-- start of Stored data --

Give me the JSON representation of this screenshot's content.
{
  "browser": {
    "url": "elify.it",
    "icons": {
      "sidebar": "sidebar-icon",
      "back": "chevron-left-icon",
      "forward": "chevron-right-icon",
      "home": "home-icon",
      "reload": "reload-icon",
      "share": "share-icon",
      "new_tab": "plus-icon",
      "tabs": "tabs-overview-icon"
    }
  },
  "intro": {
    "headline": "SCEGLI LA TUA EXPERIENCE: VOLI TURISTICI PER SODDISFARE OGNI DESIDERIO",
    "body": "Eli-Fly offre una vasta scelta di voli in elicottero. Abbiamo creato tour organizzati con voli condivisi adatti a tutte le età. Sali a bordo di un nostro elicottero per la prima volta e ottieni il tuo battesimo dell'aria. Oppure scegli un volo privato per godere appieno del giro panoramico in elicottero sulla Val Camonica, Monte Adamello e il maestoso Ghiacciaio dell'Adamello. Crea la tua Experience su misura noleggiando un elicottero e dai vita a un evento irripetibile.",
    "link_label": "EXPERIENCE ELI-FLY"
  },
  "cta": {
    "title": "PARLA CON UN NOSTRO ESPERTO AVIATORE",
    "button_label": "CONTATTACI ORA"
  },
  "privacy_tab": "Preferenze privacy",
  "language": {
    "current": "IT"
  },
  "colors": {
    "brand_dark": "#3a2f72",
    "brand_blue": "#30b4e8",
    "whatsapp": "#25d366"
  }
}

-- end of Stored data --

◆ Problem
Your task is to transcribe the listing above in full, exactly as given.

◆ Right answer
Give me the JSON representation of this screenshot's content.
{
  "browser": {
    "url": "elify.it",
    "icons": {
      "sidebar": "sidebar-icon",
      "back": "chevron-left-icon",
      "forward": "chevron-right-icon",
      "home": "home-icon",
      "reload": "reload-icon",
      "share": "share-icon",
      "new_tab": "plus-icon",
      "tabs": "tabs-overview-icon"
    }
  },
  "intro": {
    "headline": "SCEGLI LA TUA EXPERIENCE: VOLI TURISTICI PER SODDISFARE OGNI DESIDERIO",
    "body": "Eli-Fly offre una vasta scelta di voli in elicottero. Abbiamo creato tour organizzati con voli condivisi adatti a tutte le età. Sali a bordo di un nostro elicottero per la prima volta e ottieni il tuo battesimo dell'aria. Oppure scegli un volo privato per godere appieno del giro panoramico in elicottero sulla Val Camonica, Monte Adamello e il maestoso Ghiacciaio dell'Adamello. Crea la tua Experience su misura noleggiando un elicottero e dai vita a un evento irripetibile.",
    "link_label": "EXPERIENCE ELI-FLY"
  },
  "cta": {
    "title": "PARLA CON UN NOSTRO ESPERTO AVIATORE",
    "button_label": "CONTATTACI ORA"
  },
  "privacy_tab": "Preferenze privacy",
  "language": {
    "current": "IT"
  },
  "colors": {
    "brand_dark": "#3a2f72",
    "brand_blue": "#30b4e8",
    "whatsapp": "#25d366"
  }
}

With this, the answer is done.